* [Bloc de texte]:
....
Ce pied de nez à la justice est le fait d’une coalition informelle allant de la droite à l’extrême droite. Sous la bannière sobrement intitulée « Sauvons Jeanne », Philippe Vardon, conseiller municipal d’extrême droite (Identité Libertés), met en cause « la gauche et l’extrême gauche ». Deux jours plus tôt, la section locale de Reconquête ! organisait sa propre mobilisation. Gaël Nofri (Horizons), président de la régie Nice Parcs d’Azur, adjoint municipal et vice-président de la métropole Nice Côte d’Azur, accuse de son côté la justice de « dérive woke ».
Selon cet ancien conseiller de Marine Le Pen, l’atelier Missor était le seul capable de réaliser cette statue, « l’œuvre d’art unique » étant une exception prévue par le code de la commande publique. Une rhétorique reprise par l’atelier, qui se pose comme étant le « seul en France à faire ce genre de travail ». Pourtant, il existe bien d’autres entreprises dans l’Hexagone qui réalisent des sculptures classiques en bronze.
Le modèle du surhomme
En transformant ce litige juridique en combat idéologique, la mairie de Nice offre une belle vitrine à l’atelier Missor tout en niant sa propre responsabilité. La ville hongroise de Mátészalka a même proposé de recueillir la statue, pour « sauver notre culture occidentale fondée sur le christianisme ». Depuis quelques années, le bloc réactionnaire a fait d’un prétendu mouvement massif de déboulonnement des statues un cheval de bataille. Or, si le sujet a suscité des débats nationaux, les exemples de déboulonnage se comptent sur les doigts d’une main depuis les années 2000 et se limitent aux départements d’Outre-Mer, comme à La Réunion, avec des figures emblématiques de l’esclavage et de la colonisation.
Gaël Nofri, qui a régulièrement pris la parole sur le sujet ces dernières années, met en avant le projet de l’atelier de « réinvestir une lecture particulière de l’histoire qui est celle du roman national ». Peu de temps avant la commande, l’atelier avait fait don à la municipalité niçoise d’un buste de Napoléon, qui a, selon les mots de l’adjoint, convaincu son équipe de faire appel à lui. Cette visibilité nouvelle est bienvenue pour l’atelier Missor, qui évoque depuis 2024 sa situation proche de la faillite.
....
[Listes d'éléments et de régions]

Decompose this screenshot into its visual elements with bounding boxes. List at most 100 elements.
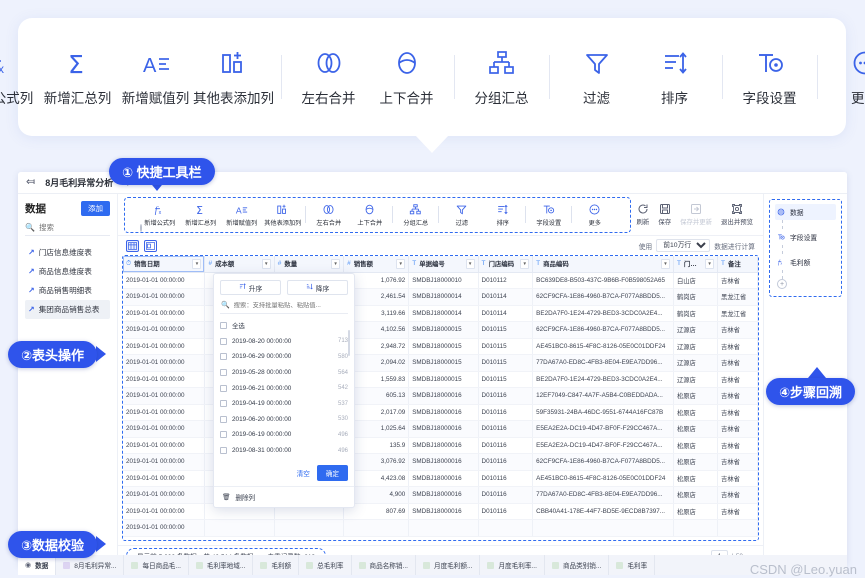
checkbox[interactable] xyxy=(220,337,227,345)
column-header-memo[interactable]: T 备注 xyxy=(717,256,758,273)
tab-monthly-gross-margin[interactable]: 月度毛利率... xyxy=(480,555,545,575)
exit-and-preview-button[interactable]: 退出并预览 xyxy=(721,203,753,226)
checkbox[interactable] xyxy=(220,369,227,377)
more-button[interactable]: 更多 xyxy=(574,203,615,227)
card-view-button[interactable] xyxy=(144,239,157,252)
horizontal-merge-button[interactable]: 左右合并 xyxy=(308,203,349,227)
filter-option[interactable]: 2019-06-20 00:00:00 530 xyxy=(220,412,348,428)
filter-option[interactable]: 2019-06-21 00:00:00 542 xyxy=(220,380,348,396)
group-summary-button[interactable]: 分组汇总 xyxy=(395,203,436,227)
sidebar-item-group-sales-total[interactable]: ↗ 集团商品销售总表 xyxy=(25,300,110,319)
hero-add-assign-column-button[interactable]: A 新增赋值列 xyxy=(117,48,195,107)
grid-view-button[interactable] xyxy=(126,239,139,252)
checkbox[interactable] xyxy=(220,431,227,439)
step-item-field-settings[interactable]: 字段设置 xyxy=(775,229,836,245)
chevron-down-icon[interactable]: ▼ xyxy=(396,258,406,269)
filter-option[interactable]: 2019-04-19 00:00:00 537 xyxy=(220,396,348,412)
refresh-button[interactable]: 刷新 xyxy=(637,203,649,226)
delete-column-button[interactable]: 🗑 删除列 xyxy=(214,486,354,507)
filter-option-count: 713 xyxy=(337,338,348,345)
hero-add-formula-column-button[interactable]: fx 新增公式列 xyxy=(0,48,39,107)
save-and-update-button[interactable]: 保存并更新 xyxy=(680,203,712,226)
add-assign-column-button[interactable]: A 新增赋值列 xyxy=(221,203,262,227)
sidebar-item-sales-detail[interactable]: ↗ 商品销售明细表 xyxy=(25,281,110,300)
hero-sort-button[interactable]: 排序 xyxy=(636,48,714,107)
hero-vertical-merge-button[interactable]: 上下合并 xyxy=(368,48,446,107)
filter-option[interactable]: 2019-06-29 00:00:00 580 xyxy=(220,349,348,365)
filter-search-input[interactable] xyxy=(233,301,347,309)
column-header-sales-date[interactable]: ⏱ 销售日期 ▼ xyxy=(123,256,206,273)
hero-add-summary-column-button[interactable]: Σ 新增汇总列 xyxy=(39,48,117,107)
tab-gross-margin-region[interactable]: 毛利率地域... xyxy=(189,555,254,575)
callout-arrow xyxy=(96,346,106,362)
filter-option[interactable]: 2019-08-20 00:00:00 713 xyxy=(220,334,348,350)
chevron-down-icon[interactable]: ▼ xyxy=(192,258,202,269)
column-header-store-name[interactable]: T 门店名称 ▼ xyxy=(673,256,719,273)
chevron-down-icon[interactable]: ▼ xyxy=(660,258,670,269)
checkbox[interactable] xyxy=(220,353,227,361)
filter-option-label: 2019-04-19 00:00:00 xyxy=(232,400,292,408)
hero-horizontal-merge-button[interactable]: 左右合并 xyxy=(290,48,368,107)
add-data-button[interactable]: 添加 xyxy=(81,201,110,216)
cell-bill: SMDBJ18000016 xyxy=(408,503,479,520)
tab-data[interactable]: ◉ 数据 xyxy=(18,555,57,575)
table-row[interactable]: 2019-01-01 00:00:00 xyxy=(123,519,758,537)
clear-filter-button[interactable]: 清空 xyxy=(297,468,310,478)
tab-august-gross-profit-anomaly[interactable]: 8月毛利异常... xyxy=(56,555,125,575)
checkbox[interactable] xyxy=(220,322,227,330)
hero-filter-button[interactable]: 过滤 xyxy=(558,48,636,107)
step-item-data[interactable]: 数据 xyxy=(775,204,836,220)
filter-option[interactable]: 2019-06-19 00:00:00 496 xyxy=(220,427,348,443)
tab-gross-profit-amount[interactable]: 毛利额 xyxy=(253,555,300,575)
sidebar-item-store-dimension[interactable]: ↗ 门店信息维度表 xyxy=(25,243,110,262)
column-header-quantity[interactable]: # 数量 ▼ xyxy=(274,256,345,273)
filter-option-select-all[interactable]: 全选 xyxy=(220,318,348,334)
sidebar-search[interactable]: 🔍 xyxy=(25,223,142,236)
tab-total-gross-margin[interactable]: 总毛利率 xyxy=(299,555,352,575)
column-header-bill-number[interactable]: T 单据编号 ▼ xyxy=(408,256,479,273)
sidebar-item-product-dimension[interactable]: ↗ 商品信息维度表 xyxy=(25,262,110,281)
checkbox[interactable] xyxy=(220,415,227,423)
tab-monthly-gross-profit[interactable]: 月度毛利额... xyxy=(416,555,481,575)
hero-add-from-other-table-button[interactable]: 其他表添加列 xyxy=(193,48,274,107)
exit-preview-icon xyxy=(731,203,743,215)
tab-product-category-sales[interactable]: 商品类别销... xyxy=(545,555,610,575)
save-button[interactable]: 保存 xyxy=(658,203,671,226)
hero-group-summary-button[interactable]: 分组汇总 xyxy=(463,48,541,107)
column-header-store-code[interactable]: T 门店编码 ▼ xyxy=(478,256,534,273)
chevron-down-icon[interactable]: ▼ xyxy=(465,258,475,269)
plus-icon[interactable]: + xyxy=(777,279,787,289)
filter-option[interactable]: 2019-08-31 00:00:00 496 xyxy=(220,443,348,459)
vertical-merge-button[interactable]: 上下合并 xyxy=(349,203,390,227)
column-header-cost-amount[interactable]: # 成本额 ▼ xyxy=(204,256,275,273)
step-item-gross-profit[interactable]: fx 毛利额 xyxy=(775,254,836,270)
tab-daily-product-gross[interactable]: 每日商品毛... xyxy=(124,555,189,575)
checkbox[interactable] xyxy=(220,384,227,392)
add-from-other-table-button[interactable]: 其他表添加列 xyxy=(262,203,303,227)
column-header-sales-amount[interactable]: # 销售额 ▼ xyxy=(343,256,410,273)
filter-button[interactable]: 过滤 xyxy=(441,203,482,227)
column-header-product-code[interactable]: T 商品编码 ▼ xyxy=(532,256,674,273)
field-settings-button[interactable]: 字段设置 xyxy=(528,203,569,227)
collapse-panel-icon[interactable]: ⤆ xyxy=(26,177,35,188)
chevron-down-icon[interactable]: ▼ xyxy=(520,258,530,269)
add-summary-column-button[interactable]: Σ 新增汇总列 xyxy=(180,203,221,226)
tab-product-name-sales[interactable]: 商品名称销... xyxy=(352,555,416,575)
sort-button[interactable]: 排序 xyxy=(482,203,523,227)
sort-ascending-button[interactable]: 升序 xyxy=(220,280,281,295)
sort-descending-button[interactable]: 降序 xyxy=(287,280,348,295)
popover-search[interactable]: 🔍 xyxy=(220,301,348,314)
filter-option[interactable]: 2019-05-28 00:00:00 564 xyxy=(220,365,348,381)
checkbox[interactable] xyxy=(220,400,227,408)
popover-scrollbar[interactable] xyxy=(347,330,350,356)
tab-gross-margin[interactable]: 毛利率 xyxy=(609,555,656,575)
add-formula-column-button[interactable]: fx 新增公式列 xyxy=(139,203,180,226)
chevron-down-icon[interactable]: ▼ xyxy=(705,258,715,269)
hero-field-settings-button[interactable]: 字段设置 xyxy=(731,48,809,107)
chevron-down-icon[interactable]: ▼ xyxy=(331,258,341,269)
hero-more-button[interactable]: 更多 xyxy=(826,48,865,107)
confirm-filter-button[interactable]: 确定 xyxy=(316,465,348,482)
checkbox[interactable] xyxy=(220,447,227,455)
chevron-down-icon[interactable]: ▼ xyxy=(261,258,271,269)
rows-option-select[interactable]: 前10万行 xyxy=(656,239,711,252)
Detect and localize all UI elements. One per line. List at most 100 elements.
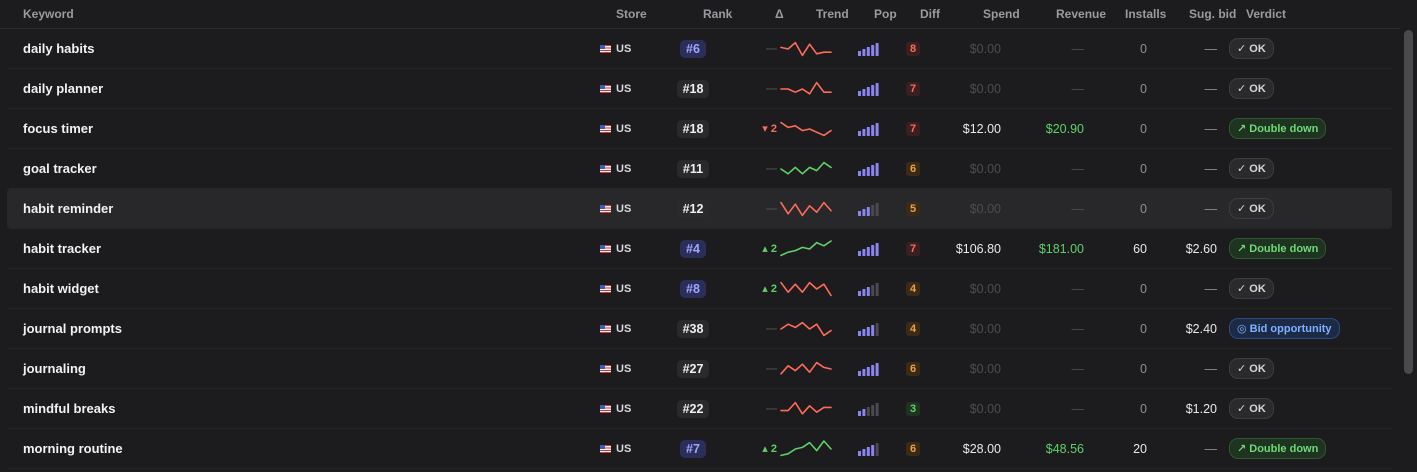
....
* [Exercice proposé]:
Répondez aux questions suivantes d'après le texte sur la statue de Nice.
(a) Quelle ville hongroise a proposé de recueillir la statue ?
(b) Quel objet l'atelier Missor avait-il offert à la municipalité niçoise peu avant la commande ?
(c) Depuis quelle année l'atelier Missor évoque-t-il une situation proche de la faillite ?

* [Réponse]:
(a) Mátészalka.
(b) Un buste de Napoléon.
(c) Depuis 2024.